Trecho do texto>

+-------+

A Organização das Nações Unidas instituiu o 21 de março como o Dia Internacional de Luta pela Eliminação da Discriminação Racial, em memória do Massacre de Shaperville, em 1960, quando 20 mil jovens negros de Joannesburgo, na África do Sul, protestavam contra a lei do passe, que os obrigava a portar cartões de identificação, especificando os locais por onde eles podiam circular.

Por Leci Brandão*


Mesmo sendo uma manifestação pacífica, o exército atirou na multidão e o saldo da violência foram 69 mortos e 186 feridos.

No Brasil, nunca tivemos uma lei do passe explícita, mas, cotidianamente, vivemos as limitações de quem não exerce plenamente sua cidadania. E esses limites podem ser mais perversos, porque não limitam apenas o ir e vir, mas impedem que as pessoas vivam plenamente sua autonomia e liberdade.

Sempre que a polícia persegue um cidadão negro, alegando que este estava em “atitude suspeita”, ou quando seguranças dedicam especial atenção aos cidadãos negros que entram nos supermercados, estamos diante da prova palpável da existência do racismo forjado em nossa herança escravocrata, que faz suas vítimas cotidianamente e que mostra que somos punidos toda vez que tentamos ultrapassar os limites impostos a nós pela sociedade. 

Em São Paulo, a imprensa diariamente mostra casos de violência racial e as estatísticas comprovam que o número de denúncias desse tipo de crime tem aumentado no Estado. Contudo, mais grave do que constatar a permanência do racismo é perceber a banalidade e passividade com que esses casos vêm sendo tratados.

O mais recente aconteceu no último dia 17, em Embu das Artes, quando o ajudante de caminhoneiro Ivan Romano foi agredido por dois jovens. Os agressores estão presos por tentativa de homicídio e a acusação de racismo está sendo investigada. Na semana passada, o músico Raphael Lopes chamou a polícia durante um show de comédia, após ser comparado a um macaco por um humorista. Em dezembro do ano passado, a estagiária Ester Cesário, de 19 anos, afirma ter sofrido discriminação no Colégio Internacional Anhembi Morumbi. Segundo Ester, a diretora da escola teria reclamado de seus cabelos e recomendado que ela os prendesse e alisasse.

+-------+

Entradas de elementos com caixa>
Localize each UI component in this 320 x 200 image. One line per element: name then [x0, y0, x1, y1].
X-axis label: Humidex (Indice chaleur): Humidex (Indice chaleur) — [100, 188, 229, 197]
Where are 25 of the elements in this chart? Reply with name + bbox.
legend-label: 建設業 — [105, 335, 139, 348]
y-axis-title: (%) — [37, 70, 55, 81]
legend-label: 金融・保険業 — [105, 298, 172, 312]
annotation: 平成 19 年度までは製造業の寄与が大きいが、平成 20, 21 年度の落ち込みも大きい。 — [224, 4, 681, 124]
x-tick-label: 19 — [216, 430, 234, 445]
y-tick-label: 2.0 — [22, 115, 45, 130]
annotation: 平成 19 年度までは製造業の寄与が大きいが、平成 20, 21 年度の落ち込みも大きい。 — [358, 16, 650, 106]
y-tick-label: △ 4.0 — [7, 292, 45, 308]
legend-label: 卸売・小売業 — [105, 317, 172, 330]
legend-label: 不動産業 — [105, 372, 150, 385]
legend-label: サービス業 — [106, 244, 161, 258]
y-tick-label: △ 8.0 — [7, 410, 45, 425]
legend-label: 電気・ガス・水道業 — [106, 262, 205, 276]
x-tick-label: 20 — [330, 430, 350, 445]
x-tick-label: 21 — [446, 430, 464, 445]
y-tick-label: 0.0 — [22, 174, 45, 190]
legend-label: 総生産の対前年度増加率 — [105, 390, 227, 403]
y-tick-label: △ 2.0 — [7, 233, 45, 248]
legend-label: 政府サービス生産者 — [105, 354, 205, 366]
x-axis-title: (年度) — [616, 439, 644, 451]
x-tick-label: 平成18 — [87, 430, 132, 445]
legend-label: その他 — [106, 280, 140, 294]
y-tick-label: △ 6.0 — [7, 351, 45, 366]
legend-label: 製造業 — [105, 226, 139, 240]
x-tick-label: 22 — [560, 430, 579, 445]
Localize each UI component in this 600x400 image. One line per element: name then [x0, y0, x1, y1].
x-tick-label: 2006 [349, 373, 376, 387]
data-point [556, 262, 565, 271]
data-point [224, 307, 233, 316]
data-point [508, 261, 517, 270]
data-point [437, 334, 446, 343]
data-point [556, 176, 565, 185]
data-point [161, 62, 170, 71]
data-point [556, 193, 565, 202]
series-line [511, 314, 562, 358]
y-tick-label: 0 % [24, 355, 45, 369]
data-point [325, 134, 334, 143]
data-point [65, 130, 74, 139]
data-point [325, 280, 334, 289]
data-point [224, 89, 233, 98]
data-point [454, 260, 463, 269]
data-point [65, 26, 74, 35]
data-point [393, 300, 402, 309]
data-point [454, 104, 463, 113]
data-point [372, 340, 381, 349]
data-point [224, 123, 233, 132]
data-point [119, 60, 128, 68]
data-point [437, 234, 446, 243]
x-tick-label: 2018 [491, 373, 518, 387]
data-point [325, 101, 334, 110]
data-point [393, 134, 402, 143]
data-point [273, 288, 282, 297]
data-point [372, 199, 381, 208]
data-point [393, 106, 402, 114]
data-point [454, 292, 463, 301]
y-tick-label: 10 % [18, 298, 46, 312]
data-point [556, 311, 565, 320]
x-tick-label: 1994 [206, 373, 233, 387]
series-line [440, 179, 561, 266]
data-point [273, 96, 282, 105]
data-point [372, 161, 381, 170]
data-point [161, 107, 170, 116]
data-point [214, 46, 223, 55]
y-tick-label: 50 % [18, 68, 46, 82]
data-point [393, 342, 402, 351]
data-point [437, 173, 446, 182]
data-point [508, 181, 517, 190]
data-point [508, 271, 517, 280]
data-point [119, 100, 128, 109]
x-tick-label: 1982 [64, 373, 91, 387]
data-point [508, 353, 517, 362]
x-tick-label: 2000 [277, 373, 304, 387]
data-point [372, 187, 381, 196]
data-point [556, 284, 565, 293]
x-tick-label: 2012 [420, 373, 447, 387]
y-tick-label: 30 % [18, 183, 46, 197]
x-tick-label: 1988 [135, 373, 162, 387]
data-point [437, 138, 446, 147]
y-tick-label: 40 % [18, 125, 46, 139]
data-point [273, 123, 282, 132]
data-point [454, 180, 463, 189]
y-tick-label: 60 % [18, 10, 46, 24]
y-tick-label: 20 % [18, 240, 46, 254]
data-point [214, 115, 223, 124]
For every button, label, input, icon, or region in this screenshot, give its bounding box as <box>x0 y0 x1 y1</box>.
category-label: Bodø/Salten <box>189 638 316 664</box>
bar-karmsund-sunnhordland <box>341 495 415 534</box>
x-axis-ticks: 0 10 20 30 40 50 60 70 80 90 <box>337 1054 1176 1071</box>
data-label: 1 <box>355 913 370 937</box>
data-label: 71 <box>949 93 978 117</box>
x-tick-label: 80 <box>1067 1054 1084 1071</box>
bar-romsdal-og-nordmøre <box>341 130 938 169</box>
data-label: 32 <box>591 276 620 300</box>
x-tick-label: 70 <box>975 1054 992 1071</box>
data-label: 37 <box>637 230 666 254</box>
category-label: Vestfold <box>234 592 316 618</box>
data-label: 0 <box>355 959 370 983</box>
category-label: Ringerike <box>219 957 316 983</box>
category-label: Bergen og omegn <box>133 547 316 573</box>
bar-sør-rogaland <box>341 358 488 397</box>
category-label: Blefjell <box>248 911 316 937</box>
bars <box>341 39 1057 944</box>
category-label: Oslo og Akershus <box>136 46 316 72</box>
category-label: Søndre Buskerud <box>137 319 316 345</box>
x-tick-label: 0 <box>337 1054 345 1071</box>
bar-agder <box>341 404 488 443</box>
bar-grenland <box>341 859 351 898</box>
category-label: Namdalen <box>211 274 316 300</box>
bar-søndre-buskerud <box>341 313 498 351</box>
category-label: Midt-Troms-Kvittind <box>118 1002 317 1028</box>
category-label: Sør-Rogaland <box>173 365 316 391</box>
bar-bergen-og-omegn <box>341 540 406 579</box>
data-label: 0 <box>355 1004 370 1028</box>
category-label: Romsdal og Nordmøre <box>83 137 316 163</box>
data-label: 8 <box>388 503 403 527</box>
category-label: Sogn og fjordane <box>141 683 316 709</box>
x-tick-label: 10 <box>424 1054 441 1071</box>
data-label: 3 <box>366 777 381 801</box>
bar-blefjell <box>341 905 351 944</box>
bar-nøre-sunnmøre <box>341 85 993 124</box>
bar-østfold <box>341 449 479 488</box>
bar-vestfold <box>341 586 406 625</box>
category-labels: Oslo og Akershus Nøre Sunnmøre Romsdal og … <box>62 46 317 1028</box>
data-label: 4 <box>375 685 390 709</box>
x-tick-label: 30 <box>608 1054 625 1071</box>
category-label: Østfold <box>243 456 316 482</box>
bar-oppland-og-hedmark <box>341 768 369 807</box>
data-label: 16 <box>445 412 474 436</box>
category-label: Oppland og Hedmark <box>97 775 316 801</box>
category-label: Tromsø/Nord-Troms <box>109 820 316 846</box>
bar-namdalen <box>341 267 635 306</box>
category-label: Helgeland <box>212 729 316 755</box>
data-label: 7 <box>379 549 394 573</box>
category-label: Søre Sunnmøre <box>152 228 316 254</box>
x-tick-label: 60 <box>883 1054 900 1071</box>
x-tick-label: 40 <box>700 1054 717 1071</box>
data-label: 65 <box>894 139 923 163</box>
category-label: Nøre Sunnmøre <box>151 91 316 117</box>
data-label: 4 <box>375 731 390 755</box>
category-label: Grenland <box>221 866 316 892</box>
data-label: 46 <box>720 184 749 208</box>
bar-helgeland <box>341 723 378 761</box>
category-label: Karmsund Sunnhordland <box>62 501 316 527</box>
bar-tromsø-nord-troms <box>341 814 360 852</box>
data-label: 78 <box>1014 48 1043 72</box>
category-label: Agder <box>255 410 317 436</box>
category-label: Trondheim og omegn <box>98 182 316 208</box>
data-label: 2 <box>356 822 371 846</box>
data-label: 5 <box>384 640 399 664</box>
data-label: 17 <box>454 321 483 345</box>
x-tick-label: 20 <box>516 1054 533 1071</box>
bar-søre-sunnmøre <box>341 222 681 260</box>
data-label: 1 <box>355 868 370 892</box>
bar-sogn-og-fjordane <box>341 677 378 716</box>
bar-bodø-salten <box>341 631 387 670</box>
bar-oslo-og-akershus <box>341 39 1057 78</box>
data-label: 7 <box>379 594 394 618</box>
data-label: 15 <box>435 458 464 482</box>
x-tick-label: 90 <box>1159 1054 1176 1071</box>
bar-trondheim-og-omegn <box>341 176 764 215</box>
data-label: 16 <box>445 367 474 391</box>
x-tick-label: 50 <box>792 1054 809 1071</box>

+-------+

Trabalho solicitado>
(a) Transcreva, do texto sobre a discriminação racial, o trecho que começa com as palavras "O mais recente" e termina com "prendesse e alisasse.".
(b) Edite as linhas fornecidas desde o início delas até a linha que contém "x-tick-label: 19 — [216, 430, 234, 445]", inclusive, trocando "annotation" por "anotação" e mantendo todo o restante inalterado. Apresente somente essas linhas.

Respostas por tarefa>
(a)
O mais recente aconteceu no último dia 17, em Embu das Artes, quando o ajudante de caminhoneiro Ivan Romano foi agredido por dois jovens. Os agressores estão presos por tentativa de homicídio e a acusação de racismo está sendo investigada. Na semana passada, o músico Raphael Lopes chamou a polícia durante um show de comédia, após ser comparado a um macaco por um humorista. Em dezembro do ano passado, a estagiária Ester Cesário, de 19 anos, afirma ter sofrido discriminação no Colégio Internacional Anhembi Morumbi. Segundo Ester, a diretora da escola teria reclamado de seus cabelos e recomendado que ela os prendesse e alisasse.

(b)
Localize each UI component in this 320 x 200 image. One line per element: name then [x0, y0, x1, y1].
X-axis label: Humidex (Indice chaleur): Humidex (Indice chaleur) — [100, 188, 229, 197]
Where are 25 of the elements in this chart? Reply with name + bbox.
legend-label: 建設業 — [105, 335, 139, 348]
y-axis-title: (%) — [37, 70, 55, 81]
legend-label: 金融・保険業 — [105, 298, 172, 312]
anotação: 平成 19 年度までは製造業の寄与が大きいが、平成 20, 21 年度の落ち込みも大きい。 — [224, 4, 681, 124]
x-tick-label: 19 — [216, 430, 234, 445]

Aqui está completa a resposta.